## Objective
All records must be quoted exactly. Omit the pictures.

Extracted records
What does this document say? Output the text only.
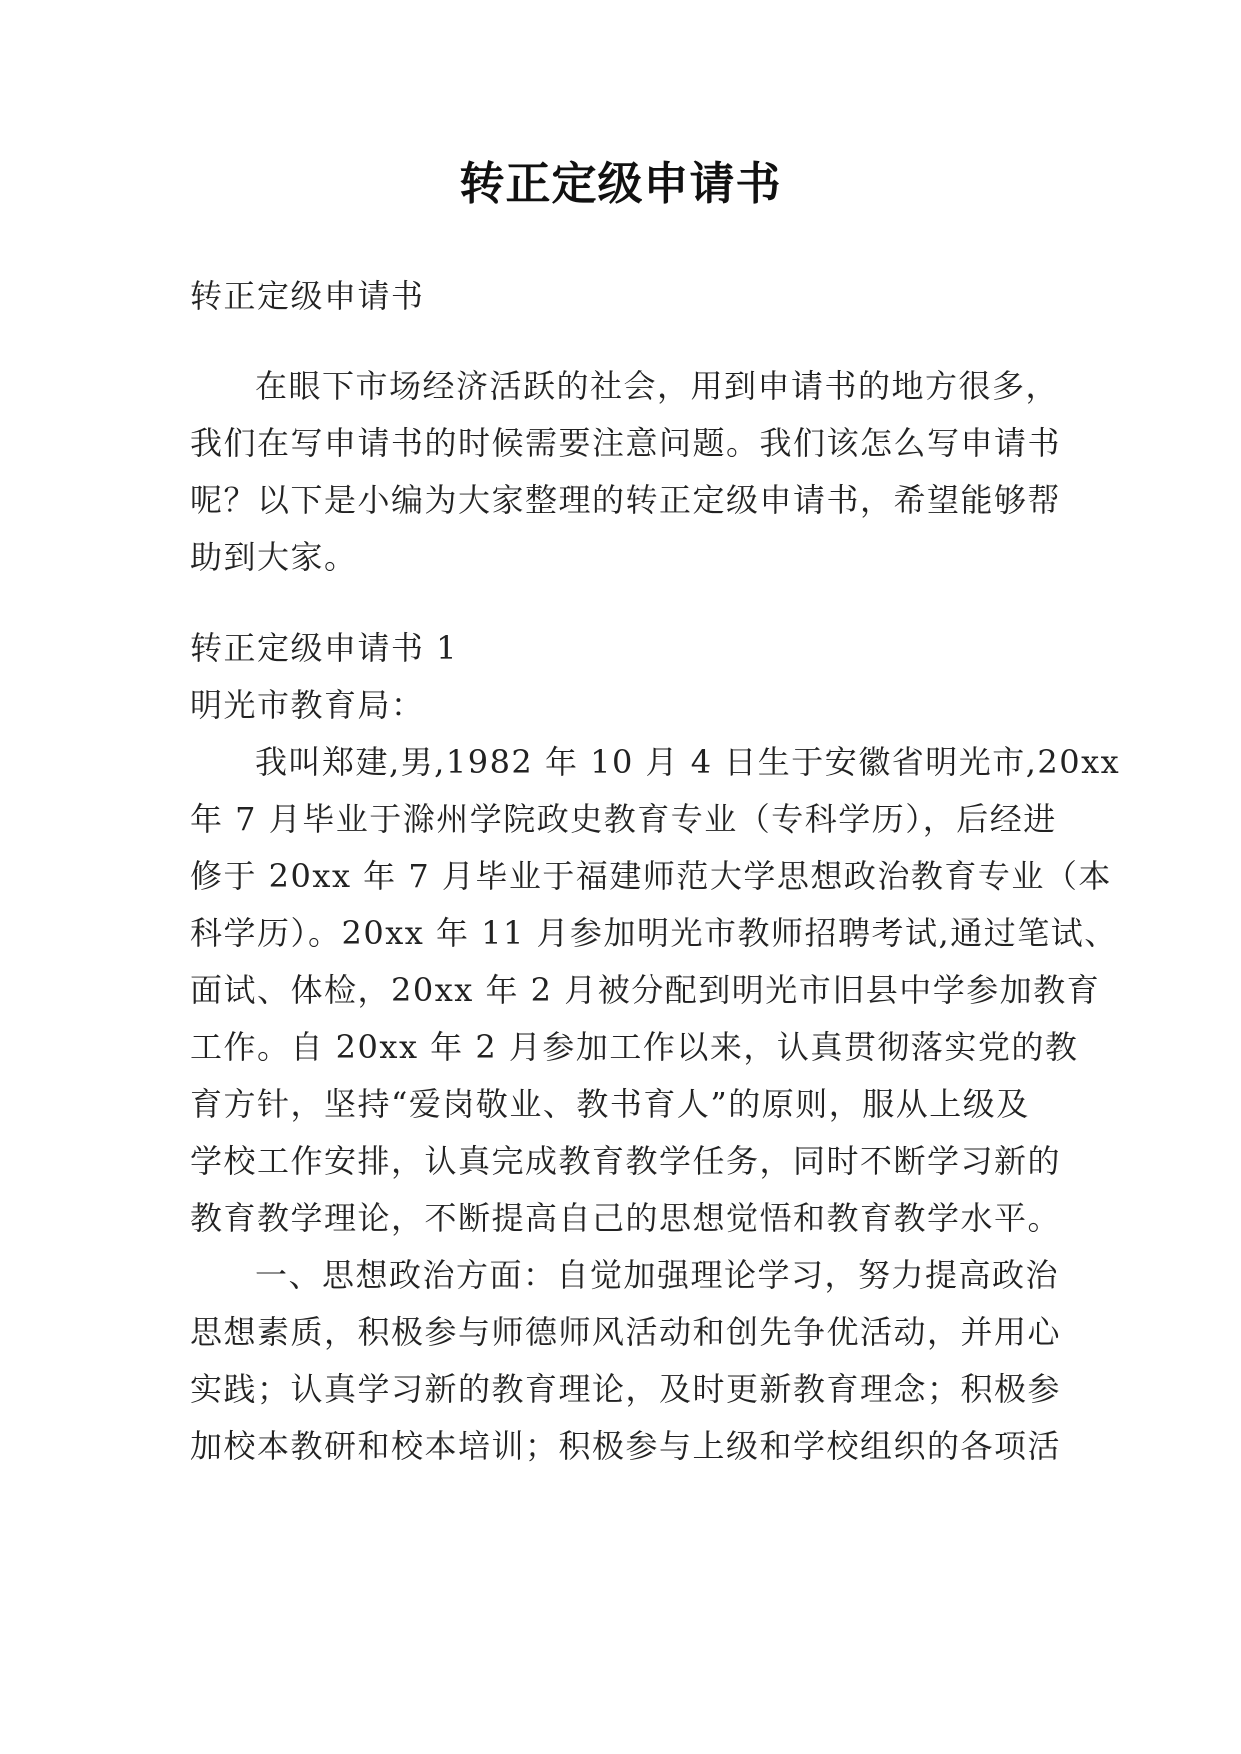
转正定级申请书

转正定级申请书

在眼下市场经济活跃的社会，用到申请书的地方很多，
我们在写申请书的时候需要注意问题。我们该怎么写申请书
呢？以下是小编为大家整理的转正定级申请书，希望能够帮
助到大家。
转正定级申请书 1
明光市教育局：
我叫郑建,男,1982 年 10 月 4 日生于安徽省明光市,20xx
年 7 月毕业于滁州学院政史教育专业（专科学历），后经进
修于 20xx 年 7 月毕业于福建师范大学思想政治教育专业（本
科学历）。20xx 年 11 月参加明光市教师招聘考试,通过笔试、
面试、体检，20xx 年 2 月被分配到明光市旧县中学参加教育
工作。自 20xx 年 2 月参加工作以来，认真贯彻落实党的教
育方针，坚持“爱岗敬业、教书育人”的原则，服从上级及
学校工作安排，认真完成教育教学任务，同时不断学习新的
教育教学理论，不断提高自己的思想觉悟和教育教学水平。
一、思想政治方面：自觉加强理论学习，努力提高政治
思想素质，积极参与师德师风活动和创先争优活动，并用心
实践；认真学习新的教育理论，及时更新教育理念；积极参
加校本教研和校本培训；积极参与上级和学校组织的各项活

## Solution to this task
What does this document say? Output the text only.
转正定级申请书

转正定级申请书

在眼下市场经济活跃的社会，用到申请书的地方很多，
我们在写申请书的时候需要注意问题。我们该怎么写申请书
呢？以下是小编为大家整理的转正定级申请书，希望能够帮
助到大家。
转正定级申请书 1
明光市教育局：
我叫郑建,男,1982 年 10 月 4 日生于安徽省明光市,20xx
年 7 月毕业于滁州学院政史教育专业（专科学历），后经进
修于 20xx 年 7 月毕业于福建师范大学思想政治教育专业（本
科学历）。20xx 年 11 月参加明光市教师招聘考试,通过笔试、
面试、体检，20xx 年 2 月被分配到明光市旧县中学参加教育
工作。自 20xx 年 2 月参加工作以来，认真贯彻落实党的教
育方针，坚持“爱岗敬业、教书育人”的原则，服从上级及
学校工作安排，认真完成教育教学任务，同时不断学习新的
教育教学理论，不断提高自己的思想觉悟和教育教学水平。
一、思想政治方面：自觉加强理论学习，努力提高政治
思想素质，积极参与师德师风活动和创先争优活动，并用心
实践；认真学习新的教育理论，及时更新教育理念；积极参
加校本教研和校本培训；积极参与上级和学校组织的各项活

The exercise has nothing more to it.